_EXERCISE_
Pick out each line below containing "轮休方式下的调休安排表".

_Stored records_
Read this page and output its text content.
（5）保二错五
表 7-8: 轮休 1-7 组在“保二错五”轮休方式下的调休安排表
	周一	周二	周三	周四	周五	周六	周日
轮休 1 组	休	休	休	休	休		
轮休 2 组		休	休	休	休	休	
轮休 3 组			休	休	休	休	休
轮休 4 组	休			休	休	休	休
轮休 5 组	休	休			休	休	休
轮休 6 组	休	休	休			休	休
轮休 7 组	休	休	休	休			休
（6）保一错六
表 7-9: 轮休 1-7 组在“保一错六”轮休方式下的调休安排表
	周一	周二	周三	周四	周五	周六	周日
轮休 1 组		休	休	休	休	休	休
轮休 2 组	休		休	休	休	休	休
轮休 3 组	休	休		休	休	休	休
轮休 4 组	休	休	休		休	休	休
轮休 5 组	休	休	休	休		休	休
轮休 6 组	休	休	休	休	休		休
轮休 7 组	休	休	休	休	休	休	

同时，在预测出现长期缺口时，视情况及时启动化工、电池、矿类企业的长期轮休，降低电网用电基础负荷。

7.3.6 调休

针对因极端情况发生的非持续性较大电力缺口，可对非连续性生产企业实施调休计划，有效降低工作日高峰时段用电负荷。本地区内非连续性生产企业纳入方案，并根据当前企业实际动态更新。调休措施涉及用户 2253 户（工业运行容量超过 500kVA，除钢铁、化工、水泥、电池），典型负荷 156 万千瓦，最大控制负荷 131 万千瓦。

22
* * *
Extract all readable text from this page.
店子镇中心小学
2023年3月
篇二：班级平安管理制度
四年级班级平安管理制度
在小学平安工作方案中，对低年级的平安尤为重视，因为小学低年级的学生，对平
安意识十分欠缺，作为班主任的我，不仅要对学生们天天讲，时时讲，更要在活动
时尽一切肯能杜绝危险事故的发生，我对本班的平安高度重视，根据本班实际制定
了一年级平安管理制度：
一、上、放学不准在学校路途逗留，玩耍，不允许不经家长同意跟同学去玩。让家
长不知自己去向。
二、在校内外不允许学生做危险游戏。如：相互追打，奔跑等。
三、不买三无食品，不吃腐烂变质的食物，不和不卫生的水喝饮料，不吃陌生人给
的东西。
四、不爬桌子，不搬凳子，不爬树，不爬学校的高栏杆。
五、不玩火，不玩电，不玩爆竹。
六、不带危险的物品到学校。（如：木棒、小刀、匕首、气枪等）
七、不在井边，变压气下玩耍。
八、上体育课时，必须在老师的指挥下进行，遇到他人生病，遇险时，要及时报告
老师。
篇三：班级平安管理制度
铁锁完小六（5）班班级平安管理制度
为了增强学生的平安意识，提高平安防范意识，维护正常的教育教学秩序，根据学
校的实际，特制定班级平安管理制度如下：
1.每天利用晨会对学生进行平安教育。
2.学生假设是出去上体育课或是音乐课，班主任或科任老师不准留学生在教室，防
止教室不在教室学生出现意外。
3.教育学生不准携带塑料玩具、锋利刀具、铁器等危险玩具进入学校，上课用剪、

_FINISHED TASK_
表 7-8: 轮休 1-7 组在“保二错五”轮休方式下的调休安排表
表 7-9: 轮休 1-7 组在“保一错六”轮休方式下的调休安排表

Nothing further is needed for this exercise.